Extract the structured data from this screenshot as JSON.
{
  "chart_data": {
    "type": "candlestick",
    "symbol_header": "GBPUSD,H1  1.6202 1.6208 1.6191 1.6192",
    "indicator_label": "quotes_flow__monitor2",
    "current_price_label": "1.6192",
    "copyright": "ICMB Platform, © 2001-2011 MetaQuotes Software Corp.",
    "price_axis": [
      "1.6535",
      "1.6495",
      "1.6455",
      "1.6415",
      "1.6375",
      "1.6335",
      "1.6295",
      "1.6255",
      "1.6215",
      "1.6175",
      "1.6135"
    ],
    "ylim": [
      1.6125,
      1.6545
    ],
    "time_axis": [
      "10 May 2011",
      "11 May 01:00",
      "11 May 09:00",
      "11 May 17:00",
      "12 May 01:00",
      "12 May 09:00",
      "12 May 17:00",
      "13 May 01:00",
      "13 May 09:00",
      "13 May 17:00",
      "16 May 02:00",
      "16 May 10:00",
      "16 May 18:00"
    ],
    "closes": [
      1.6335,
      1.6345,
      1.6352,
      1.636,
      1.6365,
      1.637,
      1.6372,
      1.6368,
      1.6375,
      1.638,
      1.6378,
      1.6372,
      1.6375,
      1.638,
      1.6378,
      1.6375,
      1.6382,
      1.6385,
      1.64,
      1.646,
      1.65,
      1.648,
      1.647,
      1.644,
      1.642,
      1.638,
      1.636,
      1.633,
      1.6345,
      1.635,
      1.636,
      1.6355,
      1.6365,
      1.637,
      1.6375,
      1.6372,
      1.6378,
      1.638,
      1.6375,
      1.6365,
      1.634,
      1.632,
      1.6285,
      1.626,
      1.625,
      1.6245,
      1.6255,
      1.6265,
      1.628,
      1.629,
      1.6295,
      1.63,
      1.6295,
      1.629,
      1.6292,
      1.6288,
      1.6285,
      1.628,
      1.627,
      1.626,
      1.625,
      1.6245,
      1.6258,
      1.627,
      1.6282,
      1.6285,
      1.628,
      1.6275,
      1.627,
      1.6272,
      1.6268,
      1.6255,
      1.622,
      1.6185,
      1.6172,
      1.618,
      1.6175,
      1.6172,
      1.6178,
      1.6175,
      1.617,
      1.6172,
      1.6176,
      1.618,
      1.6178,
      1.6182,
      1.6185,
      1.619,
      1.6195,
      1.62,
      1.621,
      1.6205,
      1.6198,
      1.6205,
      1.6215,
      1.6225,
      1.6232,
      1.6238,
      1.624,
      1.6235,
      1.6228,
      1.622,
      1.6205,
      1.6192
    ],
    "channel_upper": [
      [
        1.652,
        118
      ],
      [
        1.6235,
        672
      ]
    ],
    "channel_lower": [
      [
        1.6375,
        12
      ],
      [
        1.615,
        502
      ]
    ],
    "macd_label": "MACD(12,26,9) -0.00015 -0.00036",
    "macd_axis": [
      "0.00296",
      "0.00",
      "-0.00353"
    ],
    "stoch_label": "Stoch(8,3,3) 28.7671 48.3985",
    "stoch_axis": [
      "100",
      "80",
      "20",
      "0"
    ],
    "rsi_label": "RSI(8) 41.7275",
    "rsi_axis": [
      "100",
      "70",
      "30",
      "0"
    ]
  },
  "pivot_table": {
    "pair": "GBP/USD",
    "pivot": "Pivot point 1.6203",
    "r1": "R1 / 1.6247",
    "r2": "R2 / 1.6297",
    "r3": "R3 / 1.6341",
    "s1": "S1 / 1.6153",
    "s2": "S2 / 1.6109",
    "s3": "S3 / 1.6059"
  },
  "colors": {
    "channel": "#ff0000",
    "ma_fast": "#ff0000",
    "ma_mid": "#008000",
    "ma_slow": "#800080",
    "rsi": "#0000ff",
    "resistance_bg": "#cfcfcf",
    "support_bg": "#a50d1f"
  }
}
__________
*WHAT TO WORK ON:*
Emit the records above again, exactly, with no line skipped.

*ANSWER TO THE TASK:*
Extract the structured data from this screenshot as JSON.
{
  "chart_data": {
    "type": "candlestick",
    "symbol_header": "GBPUSD,H1  1.6202 1.6208 1.6191 1.6192",
    "indicator_label": "quotes_flow__monitor2",
    "current_price_label": "1.6192",
    "copyright": "ICMB Platform, © 2001-2011 MetaQuotes Software Corp.",
    "price_axis": [
      "1.6535",
      "1.6495",
      "1.6455",
      "1.6415",
      "1.6375",
      "1.6335",
      "1.6295",
      "1.6255",
      "1.6215",
      "1.6175",
      "1.6135"
    ],
    "ylim": [
      1.6125,
      1.6545
    ],
    "time_axis": [
      "10 May 2011",
      "11 May 01:00",
      "11 May 09:00",
      "11 May 17:00",
      "12 May 01:00",
      "12 May 09:00",
      "12 May 17:00",
      "13 May 01:00",
      "13 May 09:00",
      "13 May 17:00",
      "16 May 02:00",
      "16 May 10:00",
      "16 May 18:00"
    ],
    "closes": [
      1.6335,
      1.6345,
      1.6352,
      1.636,
      1.6365,
      1.637,
      1.6372,
      1.6368,
      1.6375,
      1.638,
      1.6378,
      1.6372,
      1.6375,
      1.638,
      1.6378,
      1.6375,
      1.6382,
      1.6385,
      1.64,
      1.646,
      1.65,
      1.648,
      1.647,
      1.644,
      1.642,
      1.638,
      1.636,
      1.633,
      1.6345,
      1.635,
      1.636,
      1.6355,
      1.6365,
      1.637,
      1.6375,
      1.6372,
      1.6378,
      1.638,
      1.6375,
      1.6365,
      1.634,
      1.632,
      1.6285,
      1.626,
      1.625,
      1.6245,
      1.6255,
      1.6265,
      1.628,
      1.629,
      1.6295,
      1.63,
      1.6295,
      1.629,
      1.6292,
      1.6288,
      1.6285,
      1.628,
      1.627,
      1.626,
      1.625,
      1.6245,
      1.6258,
      1.627,
      1.6282,
      1.6285,
      1.628,
      1.6275,
      1.627,
      1.6272,
      1.6268,
      1.6255,
      1.622,
      1.6185,
      1.6172,
      1.618,
      1.6175,
      1.6172,
      1.6178,
      1.6175,
      1.617,
      1.6172,
      1.6176,
      1.618,
      1.6178,
      1.6182,
      1.6185,
      1.619,
      1.6195,
      1.62,
      1.621,
      1.6205,
      1.6198,
      1.6205,
      1.6215,
      1.6225,
      1.6232,
      1.6238,
      1.624,
      1.6235,
      1.6228,
      1.622,
      1.6205,
      1.6192
    ],
    "channel_upper": [
      [
        1.652,
        118
      ],
      [
        1.6235,
        672
      ]
    ],
    "channel_lower": [
      [
        1.6375,
        12
      ],
      [
        1.615,
        502
      ]
    ],
    "macd_label": "MACD(12,26,9) -0.00015 -0.00036",
    "macd_axis": [
      "0.00296",
      "0.00",
      "-0.00353"
    ],
    "stoch_label": "Stoch(8,3,3) 28.7671 48.3985",
    "stoch_axis": [
      "100",
      "80",
      "20",
      "0"
    ],
    "rsi_label": "RSI(8) 41.7275",
    "rsi_axis": [
      "100",
      "70",
      "30",
      "0"
    ]
  },
  "pivot_table": {
    "pair": "GBP/USD",
    "pivot": "Pivot point 1.6203",
    "r1": "R1 / 1.6247",
    "r2": "R2 / 1.6297",
    "r3": "R3 / 1.6341",
    "s1": "S1 / 1.6153",
    "s2": "S2 / 1.6109",
    "s3": "S3 / 1.6059"
  },
  "colors": {
    "channel": "#ff0000",
    "ma_fast": "#ff0000",
    "ma_mid": "#008000",
    "ma_slow": "#800080",
    "rsi": "#0000ff",
    "resistance_bg": "#cfcfcf",
    "support_bg": "#a50d1f"
  }
}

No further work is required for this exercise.